= Problem statement =
Copy all records verbatim, images excluded.

== Available records

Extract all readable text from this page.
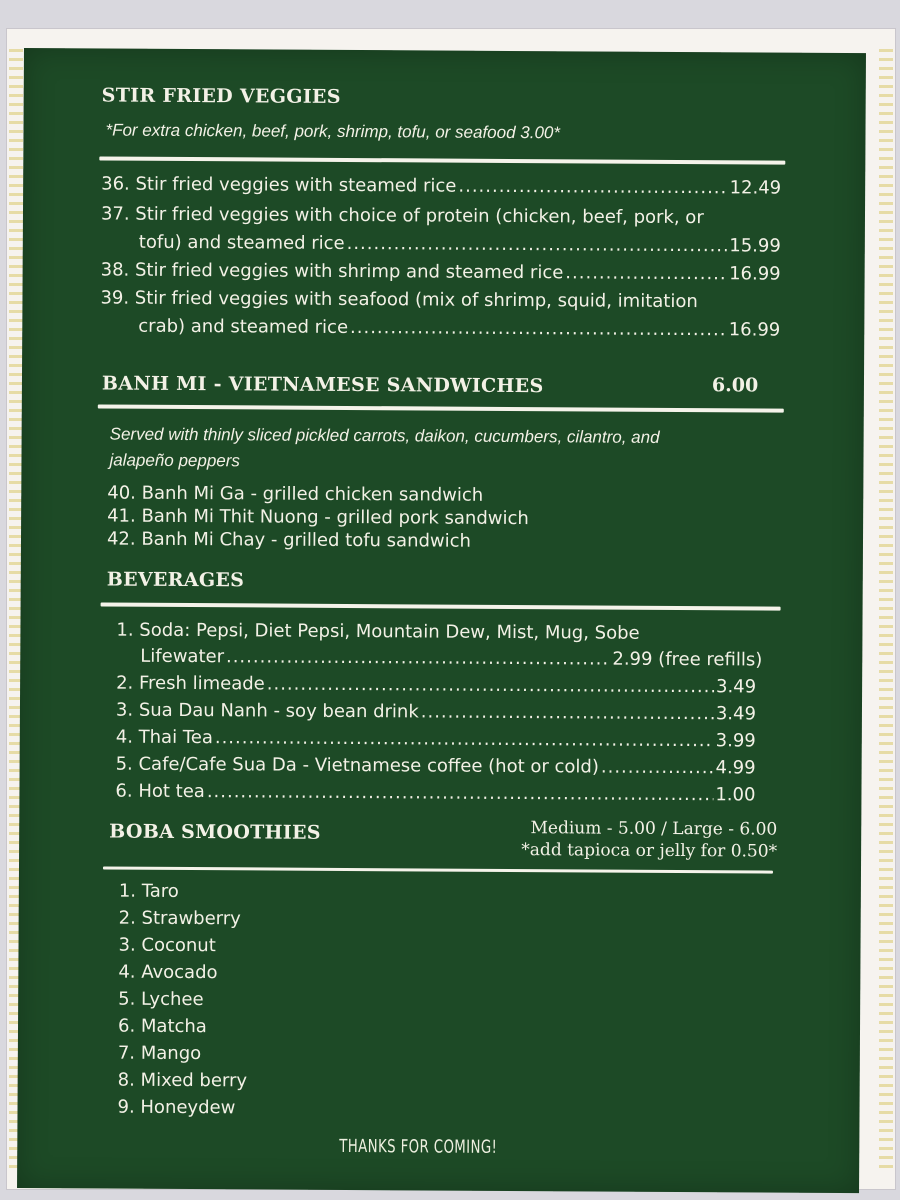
STIR FRIED VEGGIES
*For extra chicken, beef, pork, shrimp, tofu, or seafood 3.00*
36. Stir fried veggies with steamed rice .....	12.49
37. Stir fried veggies with choice of protein (chicken, beef, pork, or
tofu) and steamed rice .....	15.99
38. Stir fried veggies with shrimp and steamed rice .....	16.99
39. Stir fried veggies with seafood (mix of shrimp, squid, imitation
crab) and steamed rice .....	16.99
BANH MI - VIETNAMESE SANDWICHES	6.00
Served with thinly sliced pickled carrots, daikon, cucumbers, cilantro, and
jalapeño peppers
40. Banh Mi Ga - grilled chicken sandwich
41. Banh Mi Thit Nuong - grilled pork sandwich
42. Banh Mi Chay - grilled tofu sandwich
BEVERAGES
1. Soda: Pepsi, Diet Pepsi, Mountain Dew, Mist, Mug, Sobe
Lifewater .....	2.99 (free refills)
2. Fresh limeade .....	3.49
3. Sua Dau Nanh - soy bean drink .....	3.49
4. Thai Tea .....	3.99
5. Cafe/Cafe Sua Da - Vietnamese coffee (hot or cold) .....	4.99
6. Hot tea .....	1.00
BOBA SMOOTHIES	Medium - 5.00 / Large - 6.00
*add tapioca or jelly for 0.50*
1. Taro
2. Strawberry
3. Coconut
4. Avocado
5. Lychee
6. Matcha
7. Mango
8. Mixed berry
9. Honeydew
THANKS FOR COMING!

====

= Written answer =
Extract all readable text from this page.
STIR FRIED VEGGIES
*For extra chicken, beef, pork, shrimp, tofu, or seafood 3.00*
36. Stir fried veggies with steamed rice .....	12.49
37. Stir fried veggies with choice of protein (chicken, beef, pork, or
tofu) and steamed rice .....	15.99
38. Stir fried veggies with shrimp and steamed rice .....	16.99
39. Stir fried veggies with seafood (mix of shrimp, squid, imitation
crab) and steamed rice .....	16.99
BANH MI - VIETNAMESE SANDWICHES	6.00
Served with thinly sliced pickled carrots, daikon, cucumbers, cilantro, and
jalapeño peppers
40. Banh Mi Ga - grilled chicken sandwich
41. Banh Mi Thit Nuong - grilled pork sandwich
42. Banh Mi Chay - grilled tofu sandwich
BEVERAGES
1. Soda: Pepsi, Diet Pepsi, Mountain Dew, Mist, Mug, Sobe
Lifewater .....	2.99 (free refills)
2. Fresh limeade .....	3.49
3. Sua Dau Nanh - soy bean drink .....	3.49
4. Thai Tea .....	3.99
5. Cafe/Cafe Sua Da - Vietnamese coffee (hot or cold) .....	4.99
6. Hot tea .....	1.00
BOBA SMOOTHIES	Medium - 5.00 / Large - 6.00
*add tapioca or jelly for 0.50*
1. Taro
2. Strawberry
3. Coconut
4. Avocado
5. Lychee
6. Matcha
7. Mango
8. Mixed berry
9. Honeydew
THANKS FOR COMING!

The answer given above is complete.